== Data provided ==

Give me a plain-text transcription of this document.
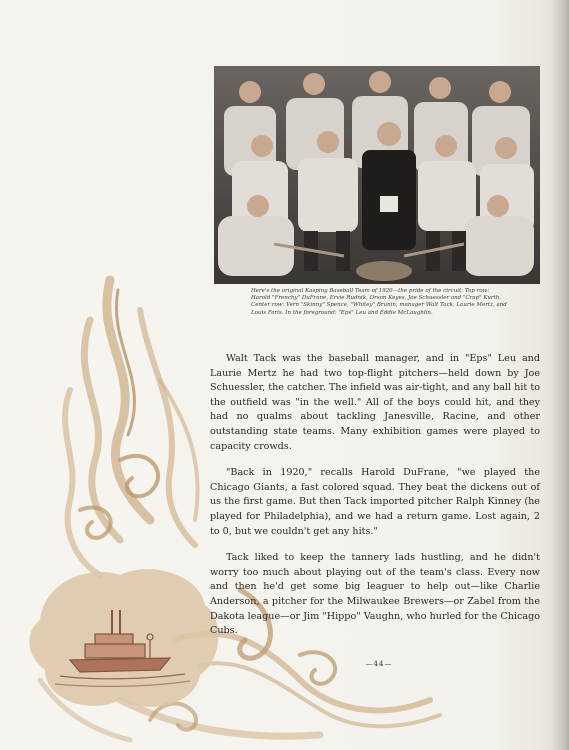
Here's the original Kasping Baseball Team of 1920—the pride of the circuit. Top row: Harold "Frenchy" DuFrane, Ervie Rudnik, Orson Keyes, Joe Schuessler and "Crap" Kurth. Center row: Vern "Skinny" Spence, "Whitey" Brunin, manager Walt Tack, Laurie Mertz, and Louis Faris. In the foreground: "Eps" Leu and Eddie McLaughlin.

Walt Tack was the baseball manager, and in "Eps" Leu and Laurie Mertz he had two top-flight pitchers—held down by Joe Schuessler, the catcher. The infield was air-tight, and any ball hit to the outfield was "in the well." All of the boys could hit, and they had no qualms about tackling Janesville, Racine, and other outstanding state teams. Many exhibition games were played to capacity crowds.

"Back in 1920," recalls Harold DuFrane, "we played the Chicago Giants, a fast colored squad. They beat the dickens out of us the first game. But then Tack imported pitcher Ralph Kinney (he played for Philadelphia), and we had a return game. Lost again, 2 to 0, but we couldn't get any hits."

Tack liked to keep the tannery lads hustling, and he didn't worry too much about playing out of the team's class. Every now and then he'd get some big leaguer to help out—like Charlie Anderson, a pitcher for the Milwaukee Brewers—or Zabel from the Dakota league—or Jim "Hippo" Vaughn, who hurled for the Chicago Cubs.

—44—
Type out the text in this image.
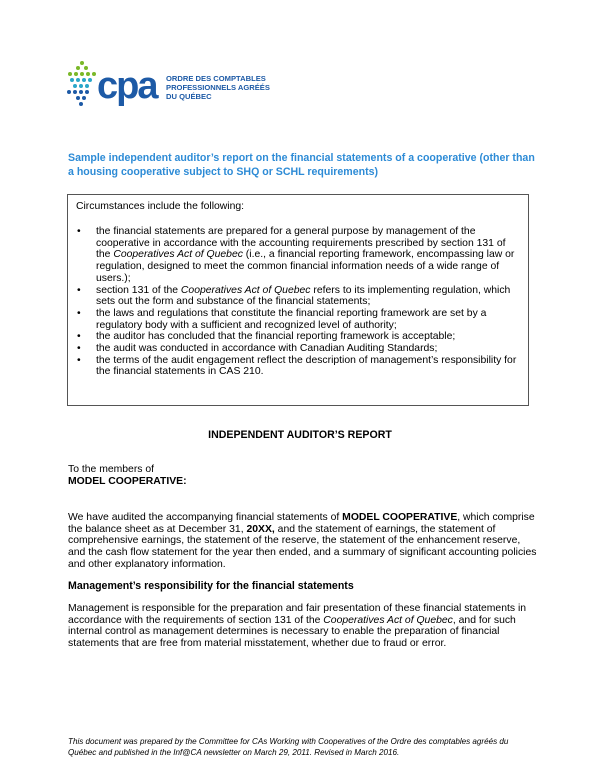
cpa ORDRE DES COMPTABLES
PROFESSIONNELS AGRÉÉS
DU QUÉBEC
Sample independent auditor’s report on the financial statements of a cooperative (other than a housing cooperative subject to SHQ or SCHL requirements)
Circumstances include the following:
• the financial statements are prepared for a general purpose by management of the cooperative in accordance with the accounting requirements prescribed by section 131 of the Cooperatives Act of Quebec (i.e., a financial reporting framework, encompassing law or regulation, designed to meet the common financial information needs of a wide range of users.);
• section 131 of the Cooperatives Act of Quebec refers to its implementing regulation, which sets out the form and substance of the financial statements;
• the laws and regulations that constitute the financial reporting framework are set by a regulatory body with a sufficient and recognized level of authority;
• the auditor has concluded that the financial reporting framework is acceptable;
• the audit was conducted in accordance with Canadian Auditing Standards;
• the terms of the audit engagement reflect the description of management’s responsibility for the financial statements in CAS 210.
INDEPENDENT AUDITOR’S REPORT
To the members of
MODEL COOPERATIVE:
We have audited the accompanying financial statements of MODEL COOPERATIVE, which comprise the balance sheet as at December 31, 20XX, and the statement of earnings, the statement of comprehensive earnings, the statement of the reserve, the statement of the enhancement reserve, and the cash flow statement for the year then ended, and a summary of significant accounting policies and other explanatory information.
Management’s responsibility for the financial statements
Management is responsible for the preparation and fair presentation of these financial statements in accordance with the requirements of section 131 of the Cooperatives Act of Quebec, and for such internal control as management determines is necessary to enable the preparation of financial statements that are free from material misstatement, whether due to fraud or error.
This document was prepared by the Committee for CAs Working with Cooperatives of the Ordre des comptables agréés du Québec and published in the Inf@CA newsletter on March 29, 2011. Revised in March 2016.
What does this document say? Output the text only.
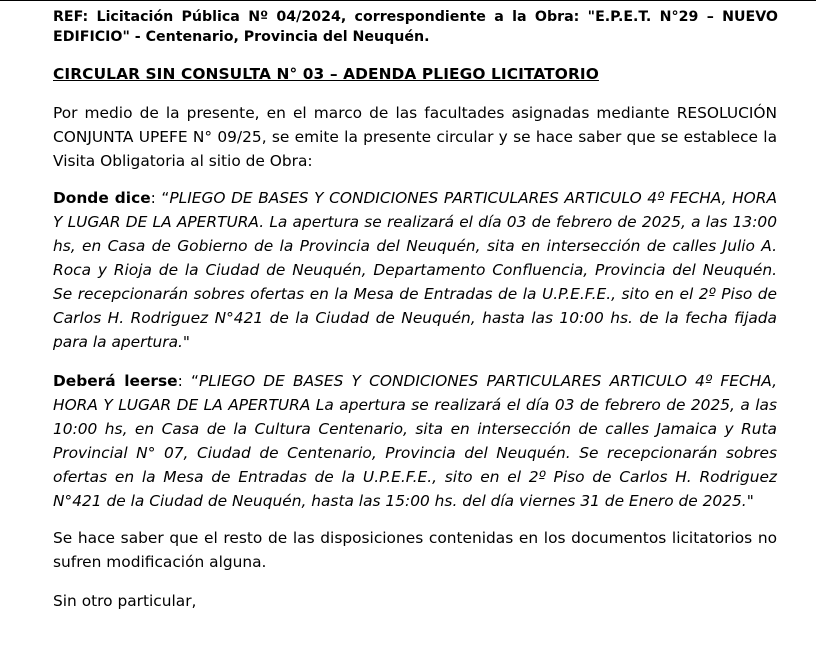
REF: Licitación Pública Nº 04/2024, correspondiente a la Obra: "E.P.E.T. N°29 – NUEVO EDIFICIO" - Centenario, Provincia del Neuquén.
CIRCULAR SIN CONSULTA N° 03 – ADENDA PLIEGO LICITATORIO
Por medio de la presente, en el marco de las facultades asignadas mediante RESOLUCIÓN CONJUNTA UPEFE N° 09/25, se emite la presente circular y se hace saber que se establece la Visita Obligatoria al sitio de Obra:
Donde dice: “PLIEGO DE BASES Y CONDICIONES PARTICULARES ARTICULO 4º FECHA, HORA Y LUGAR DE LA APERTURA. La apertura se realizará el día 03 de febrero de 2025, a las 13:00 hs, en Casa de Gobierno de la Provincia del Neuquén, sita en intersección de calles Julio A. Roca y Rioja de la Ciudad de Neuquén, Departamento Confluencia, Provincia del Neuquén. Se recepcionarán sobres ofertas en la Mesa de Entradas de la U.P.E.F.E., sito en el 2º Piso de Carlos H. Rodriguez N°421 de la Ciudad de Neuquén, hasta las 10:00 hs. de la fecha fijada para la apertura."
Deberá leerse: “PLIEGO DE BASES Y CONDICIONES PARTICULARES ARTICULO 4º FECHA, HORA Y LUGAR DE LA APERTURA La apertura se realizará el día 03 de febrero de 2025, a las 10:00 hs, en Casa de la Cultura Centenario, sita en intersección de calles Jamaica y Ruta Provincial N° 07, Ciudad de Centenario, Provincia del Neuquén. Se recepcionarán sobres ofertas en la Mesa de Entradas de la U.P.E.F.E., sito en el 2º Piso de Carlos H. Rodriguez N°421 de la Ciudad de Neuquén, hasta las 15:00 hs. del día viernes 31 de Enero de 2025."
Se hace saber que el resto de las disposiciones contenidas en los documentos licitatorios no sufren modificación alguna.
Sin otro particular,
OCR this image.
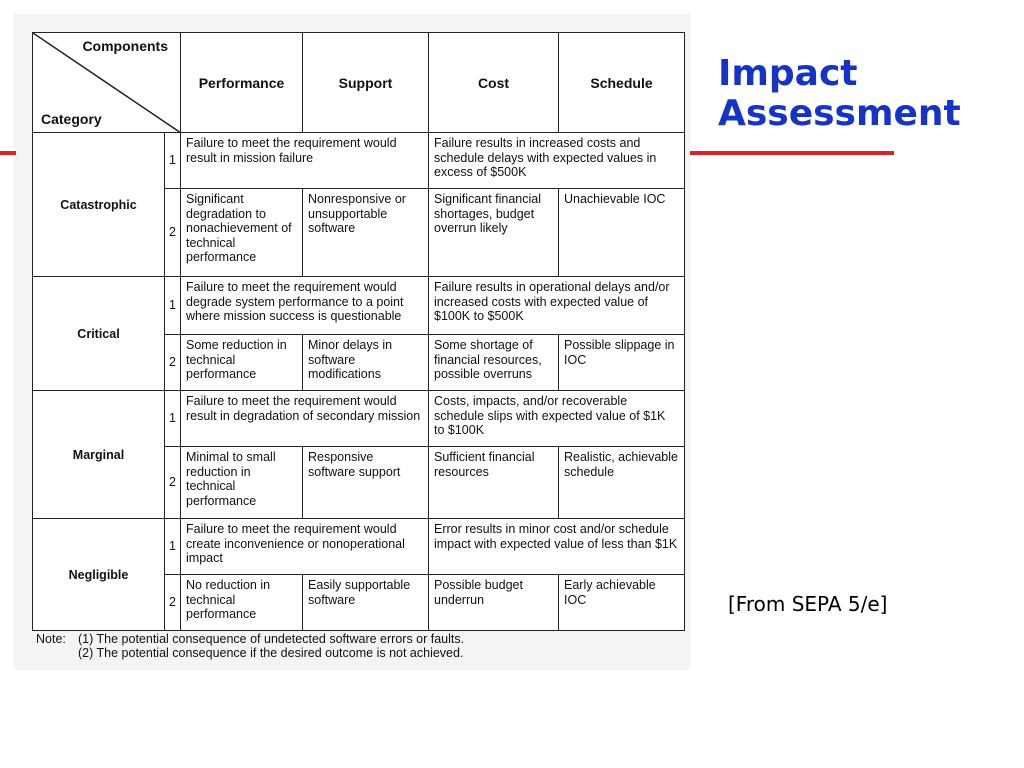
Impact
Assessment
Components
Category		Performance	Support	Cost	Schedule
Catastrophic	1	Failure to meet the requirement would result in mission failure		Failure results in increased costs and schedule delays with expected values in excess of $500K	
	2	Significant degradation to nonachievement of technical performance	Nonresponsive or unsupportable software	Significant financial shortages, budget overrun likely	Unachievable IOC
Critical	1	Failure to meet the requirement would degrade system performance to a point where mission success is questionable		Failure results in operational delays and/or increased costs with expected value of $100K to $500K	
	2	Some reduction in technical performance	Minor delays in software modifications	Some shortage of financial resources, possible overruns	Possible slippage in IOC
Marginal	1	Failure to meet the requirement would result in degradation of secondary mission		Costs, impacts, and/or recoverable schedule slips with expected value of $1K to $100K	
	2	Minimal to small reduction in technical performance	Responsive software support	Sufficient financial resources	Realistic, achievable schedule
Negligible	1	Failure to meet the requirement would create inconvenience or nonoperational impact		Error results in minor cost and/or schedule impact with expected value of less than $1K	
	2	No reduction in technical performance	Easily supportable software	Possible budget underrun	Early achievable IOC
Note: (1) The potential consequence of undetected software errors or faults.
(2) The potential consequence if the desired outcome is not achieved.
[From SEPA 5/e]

===
== Data provided ==

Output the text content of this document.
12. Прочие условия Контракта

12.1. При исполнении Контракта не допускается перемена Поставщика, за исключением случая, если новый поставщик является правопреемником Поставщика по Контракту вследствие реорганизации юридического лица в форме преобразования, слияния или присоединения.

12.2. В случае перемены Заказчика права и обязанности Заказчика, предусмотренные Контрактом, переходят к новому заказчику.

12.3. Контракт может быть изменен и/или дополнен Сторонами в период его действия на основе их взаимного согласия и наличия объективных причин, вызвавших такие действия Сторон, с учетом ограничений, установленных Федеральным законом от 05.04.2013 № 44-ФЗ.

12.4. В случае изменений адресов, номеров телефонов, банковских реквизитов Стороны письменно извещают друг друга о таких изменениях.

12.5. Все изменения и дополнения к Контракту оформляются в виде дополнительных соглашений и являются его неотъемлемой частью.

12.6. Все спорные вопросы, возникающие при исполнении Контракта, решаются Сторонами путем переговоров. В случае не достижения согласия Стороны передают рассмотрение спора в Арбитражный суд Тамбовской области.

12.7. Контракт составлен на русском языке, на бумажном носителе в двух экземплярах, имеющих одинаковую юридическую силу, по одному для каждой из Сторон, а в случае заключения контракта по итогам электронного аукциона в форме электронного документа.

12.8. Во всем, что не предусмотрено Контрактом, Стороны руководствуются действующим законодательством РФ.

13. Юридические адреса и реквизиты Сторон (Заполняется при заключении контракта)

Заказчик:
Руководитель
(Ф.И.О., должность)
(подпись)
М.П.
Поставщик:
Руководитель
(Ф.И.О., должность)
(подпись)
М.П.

===

_What you should do_:
In the lines above, locate the string "Carlos". Copy every line where it occurs.

_Exercise output_:
Donde dice: “PLIEGO DE BASES Y CONDICIONES PARTICULARES ARTICULO 4º FECHA, HORA Y LUGAR DE LA APERTURA. La apertura se realizará el día 03 de febrero de 2025, a las 13:00 hs, en Casa de Gobierno de la Provincia del Neuquén, sita en intersección de calles Julio A. Roca y Rioja de la Ciudad de Neuquén, Departamento Confluencia, Provincia del Neuquén. Se recepcionarán sobres ofertas en la Mesa de Entradas de la U.P.E.F.E., sito en el 2º Piso de Carlos H. Rodriguez N°421 de la Ciudad de Neuquén, hasta las 10:00 hs. de la fecha fijada para la apertura."
Deberá leerse: “PLIEGO DE BASES Y CONDICIONES PARTICULARES ARTICULO 4º FECHA, HORA Y LUGAR DE LA APERTURA La apertura se realizará el día 03 de febrero de 2025, a las 10:00 hs, en Casa de la Cultura Centenario, sita en intersección de calles Jamaica y Ruta Provincial N° 07, Ciudad de Centenario, Provincia del Neuquén. Se recepcionarán sobres ofertas en la Mesa de Entradas de la U.P.E.F.E., sito en el 2º Piso de Carlos H. Rodriguez N°421 de la Ciudad de Neuquén, hasta las 15:00 hs. del día viernes 31 de Enero de 2025."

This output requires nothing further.